[BEGIN]

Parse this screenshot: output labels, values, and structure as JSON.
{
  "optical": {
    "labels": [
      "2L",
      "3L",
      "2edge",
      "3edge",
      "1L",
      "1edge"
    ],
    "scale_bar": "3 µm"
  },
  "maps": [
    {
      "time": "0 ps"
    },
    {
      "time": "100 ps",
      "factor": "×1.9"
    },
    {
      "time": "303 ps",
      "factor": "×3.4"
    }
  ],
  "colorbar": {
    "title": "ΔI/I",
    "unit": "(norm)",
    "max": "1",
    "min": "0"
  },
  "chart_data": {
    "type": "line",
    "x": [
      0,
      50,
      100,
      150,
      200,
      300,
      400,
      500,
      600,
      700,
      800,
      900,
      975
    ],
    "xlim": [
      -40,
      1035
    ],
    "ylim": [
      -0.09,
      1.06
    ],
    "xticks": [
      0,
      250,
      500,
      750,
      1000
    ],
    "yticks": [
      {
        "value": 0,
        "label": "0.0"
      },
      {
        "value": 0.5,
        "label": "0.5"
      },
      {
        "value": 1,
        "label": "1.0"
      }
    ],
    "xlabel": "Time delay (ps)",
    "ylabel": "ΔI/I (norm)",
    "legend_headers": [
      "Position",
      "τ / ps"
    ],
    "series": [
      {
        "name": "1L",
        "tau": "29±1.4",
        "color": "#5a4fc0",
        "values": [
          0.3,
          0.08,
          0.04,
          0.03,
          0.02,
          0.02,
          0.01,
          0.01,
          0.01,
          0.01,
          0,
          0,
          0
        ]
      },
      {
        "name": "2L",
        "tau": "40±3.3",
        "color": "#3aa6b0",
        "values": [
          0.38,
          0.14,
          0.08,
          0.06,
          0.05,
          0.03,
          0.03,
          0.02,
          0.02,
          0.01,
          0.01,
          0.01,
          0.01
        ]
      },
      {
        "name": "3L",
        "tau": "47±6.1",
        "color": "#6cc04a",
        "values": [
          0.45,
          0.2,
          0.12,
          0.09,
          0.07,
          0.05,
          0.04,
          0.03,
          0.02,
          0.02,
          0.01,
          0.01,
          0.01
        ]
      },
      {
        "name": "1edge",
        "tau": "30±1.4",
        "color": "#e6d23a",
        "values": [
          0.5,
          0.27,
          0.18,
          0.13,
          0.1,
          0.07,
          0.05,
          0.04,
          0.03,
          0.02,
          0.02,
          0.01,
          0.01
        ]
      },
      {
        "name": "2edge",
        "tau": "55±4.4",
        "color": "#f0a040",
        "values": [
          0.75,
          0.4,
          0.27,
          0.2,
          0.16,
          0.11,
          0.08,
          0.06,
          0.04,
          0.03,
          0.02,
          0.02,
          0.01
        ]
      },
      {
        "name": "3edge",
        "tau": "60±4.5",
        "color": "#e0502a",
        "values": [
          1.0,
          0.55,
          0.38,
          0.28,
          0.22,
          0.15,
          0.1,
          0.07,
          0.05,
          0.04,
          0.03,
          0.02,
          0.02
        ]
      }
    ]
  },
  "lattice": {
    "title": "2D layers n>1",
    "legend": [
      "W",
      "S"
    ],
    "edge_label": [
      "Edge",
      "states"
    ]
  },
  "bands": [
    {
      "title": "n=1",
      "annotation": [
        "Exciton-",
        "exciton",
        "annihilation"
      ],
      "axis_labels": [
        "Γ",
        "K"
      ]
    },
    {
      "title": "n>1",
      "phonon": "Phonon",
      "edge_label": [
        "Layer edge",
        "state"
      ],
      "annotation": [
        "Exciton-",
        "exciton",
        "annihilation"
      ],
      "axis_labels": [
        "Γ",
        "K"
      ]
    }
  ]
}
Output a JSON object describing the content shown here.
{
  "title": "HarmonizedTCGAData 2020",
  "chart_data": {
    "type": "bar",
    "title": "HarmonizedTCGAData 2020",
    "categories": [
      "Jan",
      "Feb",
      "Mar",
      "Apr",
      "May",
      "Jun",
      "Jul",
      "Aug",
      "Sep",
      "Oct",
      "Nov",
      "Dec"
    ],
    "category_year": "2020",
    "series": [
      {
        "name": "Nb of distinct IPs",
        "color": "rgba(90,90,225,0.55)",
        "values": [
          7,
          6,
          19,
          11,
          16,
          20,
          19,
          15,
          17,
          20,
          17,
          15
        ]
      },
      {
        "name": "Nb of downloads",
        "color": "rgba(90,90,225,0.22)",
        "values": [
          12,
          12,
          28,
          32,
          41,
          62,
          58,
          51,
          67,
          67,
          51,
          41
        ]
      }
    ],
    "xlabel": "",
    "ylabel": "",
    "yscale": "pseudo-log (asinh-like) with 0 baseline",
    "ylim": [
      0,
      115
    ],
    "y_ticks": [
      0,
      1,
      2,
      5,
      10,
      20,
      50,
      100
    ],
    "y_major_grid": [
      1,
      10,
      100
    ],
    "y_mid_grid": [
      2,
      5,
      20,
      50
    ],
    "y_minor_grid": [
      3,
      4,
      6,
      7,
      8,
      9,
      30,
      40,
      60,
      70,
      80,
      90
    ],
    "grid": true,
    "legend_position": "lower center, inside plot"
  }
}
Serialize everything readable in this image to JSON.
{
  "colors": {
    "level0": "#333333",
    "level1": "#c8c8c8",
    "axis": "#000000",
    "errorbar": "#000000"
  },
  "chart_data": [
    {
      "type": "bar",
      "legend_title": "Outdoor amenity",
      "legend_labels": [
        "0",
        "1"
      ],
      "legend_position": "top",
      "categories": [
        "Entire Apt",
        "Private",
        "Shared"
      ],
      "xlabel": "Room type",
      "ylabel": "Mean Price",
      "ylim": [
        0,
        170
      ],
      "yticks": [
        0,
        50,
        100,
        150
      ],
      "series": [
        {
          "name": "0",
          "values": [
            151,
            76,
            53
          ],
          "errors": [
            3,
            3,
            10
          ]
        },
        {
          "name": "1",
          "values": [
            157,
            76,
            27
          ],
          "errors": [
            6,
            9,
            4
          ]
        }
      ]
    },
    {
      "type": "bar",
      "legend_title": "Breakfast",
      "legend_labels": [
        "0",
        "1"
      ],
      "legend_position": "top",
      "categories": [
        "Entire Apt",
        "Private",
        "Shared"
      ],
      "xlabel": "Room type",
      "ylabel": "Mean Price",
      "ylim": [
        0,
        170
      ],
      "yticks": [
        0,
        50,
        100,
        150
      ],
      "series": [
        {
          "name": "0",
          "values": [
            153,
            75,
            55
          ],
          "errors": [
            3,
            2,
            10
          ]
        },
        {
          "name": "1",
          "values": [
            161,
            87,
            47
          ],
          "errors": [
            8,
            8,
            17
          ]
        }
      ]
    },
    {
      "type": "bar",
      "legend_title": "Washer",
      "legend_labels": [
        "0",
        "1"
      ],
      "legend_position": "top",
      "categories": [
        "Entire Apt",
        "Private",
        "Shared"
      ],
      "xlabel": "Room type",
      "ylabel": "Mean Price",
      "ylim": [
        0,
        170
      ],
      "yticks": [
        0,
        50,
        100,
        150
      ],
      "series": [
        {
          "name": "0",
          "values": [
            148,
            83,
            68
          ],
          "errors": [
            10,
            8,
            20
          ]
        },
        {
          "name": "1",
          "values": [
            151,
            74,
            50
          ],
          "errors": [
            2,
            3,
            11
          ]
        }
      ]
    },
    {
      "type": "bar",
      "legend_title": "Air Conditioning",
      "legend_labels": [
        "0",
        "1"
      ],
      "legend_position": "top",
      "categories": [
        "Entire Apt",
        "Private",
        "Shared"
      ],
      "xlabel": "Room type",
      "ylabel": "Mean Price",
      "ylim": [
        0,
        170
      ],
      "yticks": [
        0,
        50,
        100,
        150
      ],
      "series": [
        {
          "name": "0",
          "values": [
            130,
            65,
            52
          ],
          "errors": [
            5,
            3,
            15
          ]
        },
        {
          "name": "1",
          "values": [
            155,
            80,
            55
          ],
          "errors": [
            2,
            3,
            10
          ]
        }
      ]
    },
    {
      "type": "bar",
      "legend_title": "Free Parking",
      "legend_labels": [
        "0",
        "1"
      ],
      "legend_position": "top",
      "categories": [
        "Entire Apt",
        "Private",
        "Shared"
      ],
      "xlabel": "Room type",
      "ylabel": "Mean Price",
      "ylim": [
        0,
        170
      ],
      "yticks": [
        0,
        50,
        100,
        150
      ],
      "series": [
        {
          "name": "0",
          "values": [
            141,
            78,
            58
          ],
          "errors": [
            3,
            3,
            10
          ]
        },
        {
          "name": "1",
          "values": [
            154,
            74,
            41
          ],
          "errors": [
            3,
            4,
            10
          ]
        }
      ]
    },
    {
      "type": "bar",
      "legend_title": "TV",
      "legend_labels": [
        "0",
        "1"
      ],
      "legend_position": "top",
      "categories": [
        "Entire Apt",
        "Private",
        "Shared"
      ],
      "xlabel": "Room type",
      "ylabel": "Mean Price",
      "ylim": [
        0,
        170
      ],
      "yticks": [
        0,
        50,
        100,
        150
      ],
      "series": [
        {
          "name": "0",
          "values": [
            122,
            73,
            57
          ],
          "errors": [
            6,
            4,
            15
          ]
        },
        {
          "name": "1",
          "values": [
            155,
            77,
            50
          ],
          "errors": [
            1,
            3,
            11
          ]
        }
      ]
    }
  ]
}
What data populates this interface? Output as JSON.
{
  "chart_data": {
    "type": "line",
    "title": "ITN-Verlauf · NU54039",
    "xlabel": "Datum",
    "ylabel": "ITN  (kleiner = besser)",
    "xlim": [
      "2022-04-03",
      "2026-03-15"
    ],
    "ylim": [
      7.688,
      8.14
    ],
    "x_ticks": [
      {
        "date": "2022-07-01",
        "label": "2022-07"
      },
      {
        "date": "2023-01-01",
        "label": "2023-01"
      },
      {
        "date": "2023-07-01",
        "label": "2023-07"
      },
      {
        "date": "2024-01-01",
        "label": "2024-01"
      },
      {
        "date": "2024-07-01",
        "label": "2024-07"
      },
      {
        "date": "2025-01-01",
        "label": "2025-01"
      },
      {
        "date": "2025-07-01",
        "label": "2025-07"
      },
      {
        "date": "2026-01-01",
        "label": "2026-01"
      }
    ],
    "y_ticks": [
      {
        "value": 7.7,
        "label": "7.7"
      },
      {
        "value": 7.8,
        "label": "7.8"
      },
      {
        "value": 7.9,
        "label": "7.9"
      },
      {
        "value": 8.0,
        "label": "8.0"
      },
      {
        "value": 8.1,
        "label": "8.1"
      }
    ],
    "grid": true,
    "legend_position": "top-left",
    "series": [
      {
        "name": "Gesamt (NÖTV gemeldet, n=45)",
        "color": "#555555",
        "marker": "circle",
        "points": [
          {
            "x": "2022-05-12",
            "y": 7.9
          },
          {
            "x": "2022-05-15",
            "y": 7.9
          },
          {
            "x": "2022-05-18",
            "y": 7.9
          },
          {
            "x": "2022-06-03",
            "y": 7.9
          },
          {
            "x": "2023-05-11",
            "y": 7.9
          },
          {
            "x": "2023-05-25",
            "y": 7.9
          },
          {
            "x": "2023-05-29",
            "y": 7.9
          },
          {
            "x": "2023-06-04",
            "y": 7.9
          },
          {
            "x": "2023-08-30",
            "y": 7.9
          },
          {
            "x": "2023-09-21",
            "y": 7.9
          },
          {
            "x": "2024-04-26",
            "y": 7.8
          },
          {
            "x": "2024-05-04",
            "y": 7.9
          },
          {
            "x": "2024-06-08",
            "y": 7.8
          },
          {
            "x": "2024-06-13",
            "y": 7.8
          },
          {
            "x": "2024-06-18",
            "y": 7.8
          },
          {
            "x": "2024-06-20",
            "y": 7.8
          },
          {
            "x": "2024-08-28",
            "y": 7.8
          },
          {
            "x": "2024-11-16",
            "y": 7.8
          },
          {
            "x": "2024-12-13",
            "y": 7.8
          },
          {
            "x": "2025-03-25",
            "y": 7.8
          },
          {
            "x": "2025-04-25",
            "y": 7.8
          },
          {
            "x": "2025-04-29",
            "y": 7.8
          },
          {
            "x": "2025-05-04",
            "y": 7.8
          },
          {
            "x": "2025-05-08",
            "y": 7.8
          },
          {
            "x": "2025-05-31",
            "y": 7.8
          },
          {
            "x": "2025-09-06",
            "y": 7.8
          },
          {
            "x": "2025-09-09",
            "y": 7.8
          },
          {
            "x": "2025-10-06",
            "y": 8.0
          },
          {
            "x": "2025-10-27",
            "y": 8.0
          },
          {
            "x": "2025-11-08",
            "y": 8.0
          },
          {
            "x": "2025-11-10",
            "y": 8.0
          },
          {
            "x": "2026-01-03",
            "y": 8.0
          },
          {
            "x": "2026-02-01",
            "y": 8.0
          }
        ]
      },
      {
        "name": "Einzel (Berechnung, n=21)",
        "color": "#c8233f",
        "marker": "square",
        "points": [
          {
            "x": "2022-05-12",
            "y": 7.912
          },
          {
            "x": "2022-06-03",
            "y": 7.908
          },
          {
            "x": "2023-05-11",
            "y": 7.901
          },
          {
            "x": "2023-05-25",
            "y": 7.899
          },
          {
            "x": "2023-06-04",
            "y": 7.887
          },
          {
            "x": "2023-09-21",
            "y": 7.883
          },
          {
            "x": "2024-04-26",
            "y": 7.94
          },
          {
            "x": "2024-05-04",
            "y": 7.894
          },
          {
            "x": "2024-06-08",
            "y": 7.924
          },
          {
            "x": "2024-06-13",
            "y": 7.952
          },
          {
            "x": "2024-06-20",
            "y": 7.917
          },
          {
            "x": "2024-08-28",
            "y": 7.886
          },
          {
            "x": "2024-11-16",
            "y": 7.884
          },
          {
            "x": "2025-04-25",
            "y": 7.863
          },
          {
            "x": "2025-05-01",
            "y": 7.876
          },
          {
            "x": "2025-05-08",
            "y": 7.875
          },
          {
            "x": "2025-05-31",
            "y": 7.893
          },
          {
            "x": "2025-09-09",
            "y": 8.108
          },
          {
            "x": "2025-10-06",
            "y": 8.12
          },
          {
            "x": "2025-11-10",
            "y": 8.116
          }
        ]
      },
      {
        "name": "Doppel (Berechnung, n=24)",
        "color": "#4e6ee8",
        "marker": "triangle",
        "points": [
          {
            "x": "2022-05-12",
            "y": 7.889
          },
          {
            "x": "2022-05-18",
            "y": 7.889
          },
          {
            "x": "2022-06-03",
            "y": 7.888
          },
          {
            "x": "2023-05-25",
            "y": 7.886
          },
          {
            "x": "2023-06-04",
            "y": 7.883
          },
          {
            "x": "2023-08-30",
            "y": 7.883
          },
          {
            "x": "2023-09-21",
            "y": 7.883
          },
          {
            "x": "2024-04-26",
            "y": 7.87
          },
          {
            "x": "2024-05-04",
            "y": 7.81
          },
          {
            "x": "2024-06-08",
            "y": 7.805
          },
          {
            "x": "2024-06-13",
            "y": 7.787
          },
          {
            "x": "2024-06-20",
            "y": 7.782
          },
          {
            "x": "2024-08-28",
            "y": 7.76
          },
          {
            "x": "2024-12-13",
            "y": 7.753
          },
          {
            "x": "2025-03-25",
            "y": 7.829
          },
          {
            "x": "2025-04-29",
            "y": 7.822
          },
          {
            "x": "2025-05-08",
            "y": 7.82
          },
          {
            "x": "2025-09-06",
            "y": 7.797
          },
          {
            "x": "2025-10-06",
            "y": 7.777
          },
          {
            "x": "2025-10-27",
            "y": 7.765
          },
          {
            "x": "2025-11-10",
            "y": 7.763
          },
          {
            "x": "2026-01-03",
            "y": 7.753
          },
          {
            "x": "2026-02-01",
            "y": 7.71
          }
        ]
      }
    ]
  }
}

[END]

▸ Your task: Out of the preceding entries, pull every line containing the string "this".

▸ Solution to the exercise:
Parse this screenshot: output labels, values, and structure as JSON.
Serialize everything readable in this image to JSON.
What data populates this interface? Output as JSON.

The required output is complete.